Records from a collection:
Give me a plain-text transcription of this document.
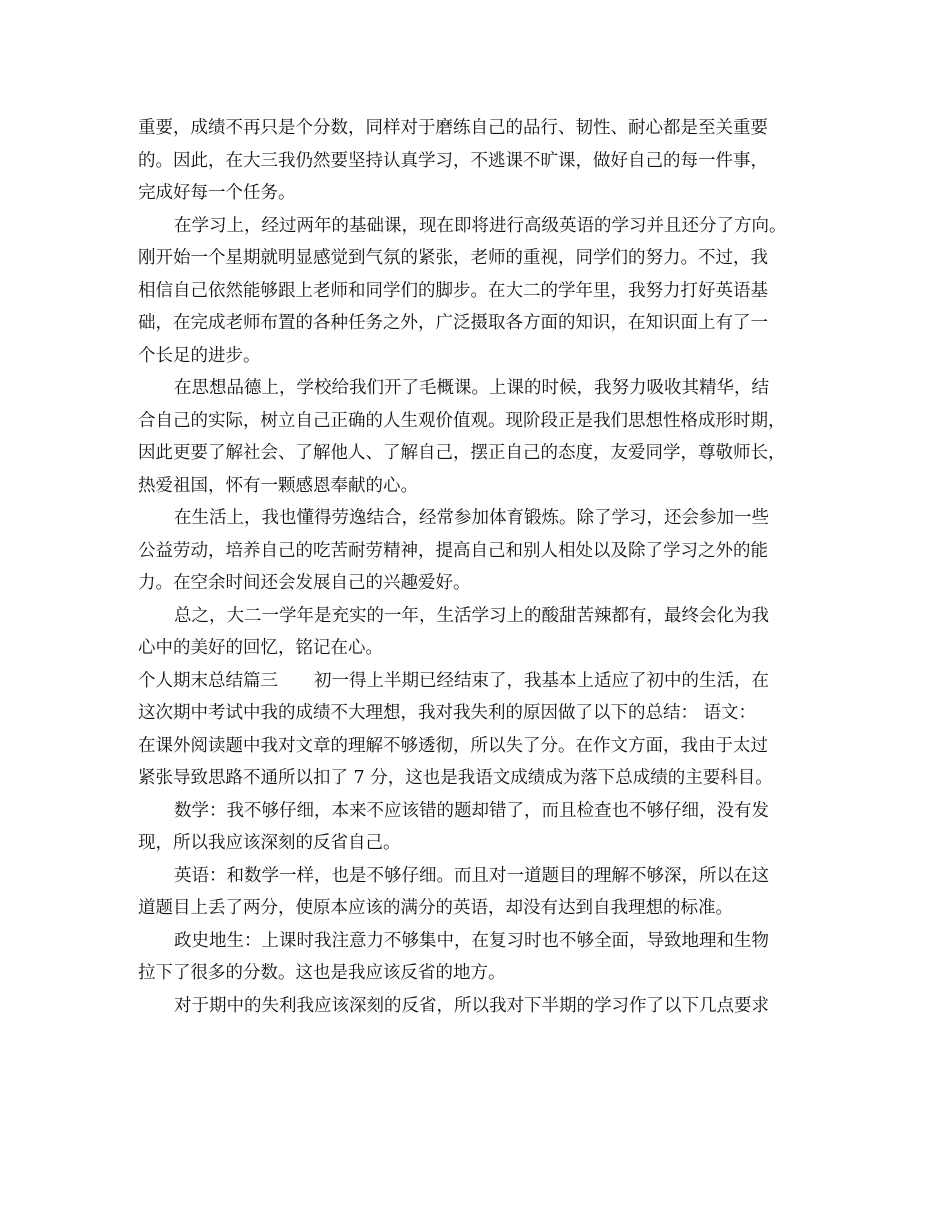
重要，成绩不再只是个分数，同样对于磨练自己的品行、韧性、耐心都是至关重要
的。因此，在大三我仍然要坚持认真学习，不逃课不旷课，做好自己的每一件事，
完成好每一个任务。
在学习上，经过两年的基础课，现在即将进行高级英语的学习并且还分了方向。
刚开始一个星期就明显感觉到气氛的紧张，老师的重视，同学们的努力。不过，我
相信自己依然能够跟上老师和同学们的脚步。在大二的学年里，我努力打好英语基
础，在完成老师布置的各种任务之外，广泛摄取各方面的知识，在知识面上有了一
个长足的进步。
在思想品德上，学校给我们开了毛概课。上课的时候，我努力吸收其精华，结
合自己的实际，树立自己正确的人生观价值观。现阶段正是我们思想性格成形时期，
因此更要了解社会、了解他人、了解自己，摆正自己的态度，友爱同学，尊敬师长，
热爱祖国，怀有一颗感恩奉献的心。
在生活上，我也懂得劳逸结合，经常参加体育锻炼。除了学习，还会参加一些
公益劳动，培养自己的吃苦耐劳精神，提高自己和别人相处以及除了学习之外的能
力。在空余时间还会发展自己的兴趣爱好。
总之，大二一学年是充实的一年，生活学习上的酸甜苦辣都有，最终会化为我
心中的美好的回忆，铭记在心。
个人期末总结篇三 初一得上半期已经结束了，我基本上适应了初中的生活，在
这次期中考试中我的成绩不大理想，我对我失利的原因做了以下的总结： 语文：
在课外阅读题中我对文章的理解不够透彻，所以失了分。在作文方面，我由于太过
紧张导致思路不通所以扣了 7 分，这也是我语文成绩成为落下总成绩的主要科目。
数学：我不够仔细，本来不应该错的题却错了，而且检查也不够仔细，没有发
现，所以我应该深刻的反省自己。
英语：和数学一样，也是不够仔细。而且对一道题目的理解不够深，所以在这
道题目上丢了两分，使原本应该的满分的英语，却没有达到自我理想的标准。
政史地生：上课时我注意力不够集中，在复习时也不够全面，导致地理和生物
拉下了很多的分数。这也是我应该反省的地方。
对于期中的失利我应该深刻的反省，所以我对下半期的学习作了以下几点要求
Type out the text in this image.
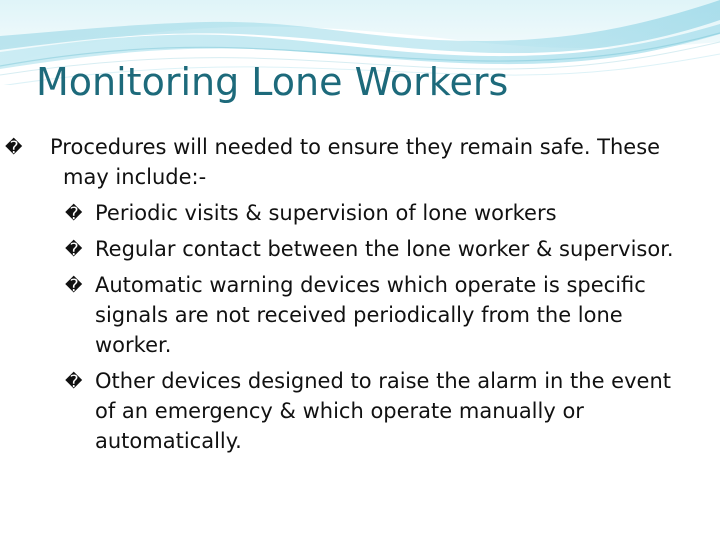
Monitoring Lone Workers
� Procedures will needed to ensure they remain safe. These may include:-
� Periodic visits & supervision of lone workers
� Regular contact between the lone worker & supervisor.
� Automatic warning devices which operate is specific signals are not received periodically from the lone worker.
� Other devices designed to raise the alarm in the event of an emergency & which operate manually or automatically.
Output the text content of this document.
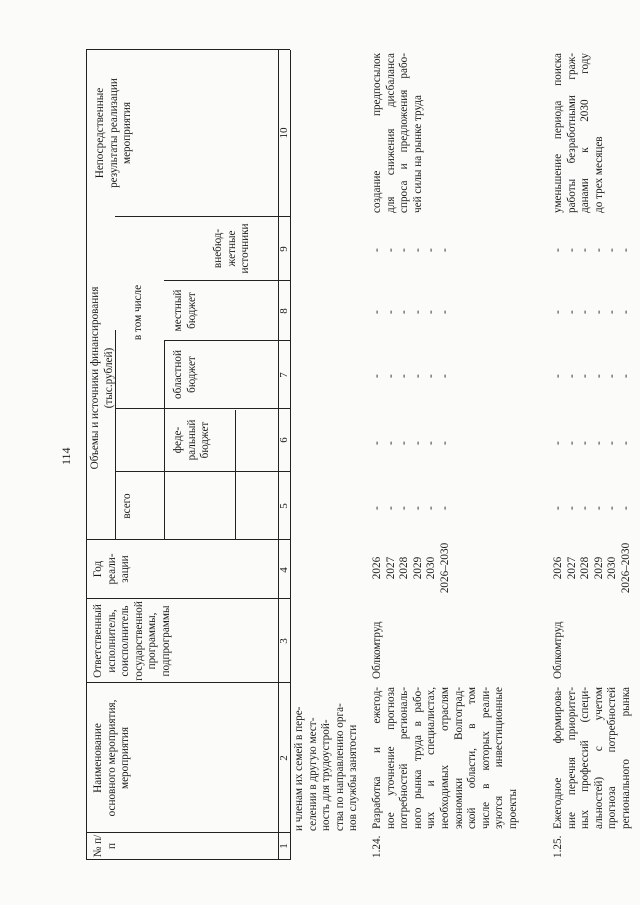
114
№ п/п
Наименование основного мероприятия, мероприятия
Ответственный исполнитель, соисполнитель государственной программы, подпрограммы
Год реали- зации
Объемы и источники финансирования (тыс.рублей)
всего
в том числе
феде- ральный бюджет
областной бюджет
местный бюджет
внебюд- жетные источники
Непосредственные результаты реализации мероприятия
1
2
3
4
5
6
7
8
9
10
и членам их семей в пере- селении в другую мест- ность для трудоустрой- ства по направлению орга- нов службы занятости
1.24.
Разработка и ежегод- ное уточнение прогноза потребностей региональ- ного рынка труда в рабо- чих и специалистах, необходимых отраслям экономики Волгоград- ской области, в том числе в которых реали- зуются инвестиционные проекты
Облкомтруд
2026 2027 2028 2029 2030 2026–2030
- - - - - -
- - - - - -
- - - - - -
- - - - - -
- - - - - -
создание предпосылок для снижения дисбаланса спроса и предложения рабо- чей силы на рынке труда
1.25.
Ежегодное формирова- ние перечня приоритет- ных профессий (специ- альностей) с учетом прогноза потребностей регионального рынка
Облкомтруд
2026 2027 2028 2029 2030 2026–2030
- - - - - -
- - - - - -
- - - - - -
- - - - - -
- - - - - -
уменьшение периода поиска работы безработными граж- данами к 2030 году до трех месяцев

## WHAT YOU WILL DO
Print all of the entries word for word. Omit the pictures they contain.

## OUTPUT OF THE EXERCISE
Give me a plain-text transcription of this document.
重要，成绩不再只是个分数，同样对于磨练自己的品行、韧性、耐心都是至关重要
的。因此，在大三我仍然要坚持认真学习，不逃课不旷课，做好自己的每一件事，
完成好每一个任务。
在学习上，经过两年的基础课，现在即将进行高级英语的学习并且还分了方向。
刚开始一个星期就明显感觉到气氛的紧张，老师的重视，同学们的努力。不过，我
相信自己依然能够跟上老师和同学们的脚步。在大二的学年里，我努力打好英语基
础，在完成老师布置的各种任务之外，广泛摄取各方面的知识，在知识面上有了一
个长足的进步。
在思想品德上，学校给我们开了毛概课。上课的时候，我努力吸收其精华，结
合自己的实际，树立自己正确的人生观价值观。现阶段正是我们思想性格成形时期，
因此更要了解社会、了解他人、了解自己，摆正自己的态度，友爱同学，尊敬师长，
热爱祖国，怀有一颗感恩奉献的心。
在生活上，我也懂得劳逸结合，经常参加体育锻炼。除了学习，还会参加一些
公益劳动，培养自己的吃苦耐劳精神，提高自己和别人相处以及除了学习之外的能
力。在空余时间还会发展自己的兴趣爱好。
总之，大二一学年是充实的一年，生活学习上的酸甜苦辣都有，最终会化为我
心中的美好的回忆，铭记在心。
个人期末总结篇三 初一得上半期已经结束了，我基本上适应了初中的生活，在
这次期中考试中我的成绩不大理想，我对我失利的原因做了以下的总结： 语文：
在课外阅读题中我对文章的理解不够透彻，所以失了分。在作文方面，我由于太过
紧张导致思路不通所以扣了 7 分，这也是我语文成绩成为落下总成绩的主要科目。
数学：我不够仔细，本来不应该错的题却错了，而且检查也不够仔细，没有发
现，所以我应该深刻的反省自己。
英语：和数学一样，也是不够仔细。而且对一道题目的理解不够深，所以在这
道题目上丢了两分，使原本应该的满分的英语，却没有达到自我理想的标准。
政史地生：上课时我注意力不够集中，在复习时也不够全面，导致地理和生物
拉下了很多的分数。这也是我应该反省的地方。
对于期中的失利我应该深刻的反省，所以我对下半期的学习作了以下几点要求
Type out the text in this image.
Monitoring Lone Workers
� Procedures will needed to ensure they remain safe. These may include:-
� Periodic visits & supervision of lone workers
� Regular contact between the lone worker & supervisor.
� Automatic warning devices which operate is specific signals are not received periodically from the lone worker.
� Other devices designed to raise the alarm in the event of an emergency & which operate manually or automatically.
Output the text content of this document.
114
№ п/п
Наименование основного мероприятия, мероприятия
Ответственный исполнитель, соисполнитель государственной программы, подпрограммы
Год реали- зации
Объемы и источники финансирования (тыс.рублей)
всего
в том числе
феде- ральный бюджет
областной бюджет
местный бюджет
внебюд- жетные источники
Непосредственные результаты реализации мероприятия
1
2
3
4
5
6
7
8
9
10
и членам их семей в пере- селении в другую мест- ность для трудоустрой- ства по направлению орга- нов службы занятости
1.24.
Разработка и ежегод- ное уточнение прогноза потребностей региональ- ного рынка труда в рабо- чих и специалистах, необходимых отраслям экономики Волгоград- ской области, в том числе в которых реали- зуются инвестиционные проекты
Облкомтруд
2026 2027 2028 2029 2030 2026–2030
- - - - - -
- - - - - -
- - - - - -
- - - - - -
- - - - - -
создание предпосылок для снижения дисбаланса спроса и предложения рабо- чей силы на рынке труда
1.25.
Ежегодное формирова- ние перечня приоритет- ных профессий (специ- альностей) с учетом прогноза потребностей регионального рынка
Облкомтруд
2026 2027 2028 2029 2030 2026–2030
- - - - - -
- - - - - -
- - - - - -
- - - - - -
- - - - - -
уменьшение периода поиска работы безработными граж- данами к 2030 году до трех месяцев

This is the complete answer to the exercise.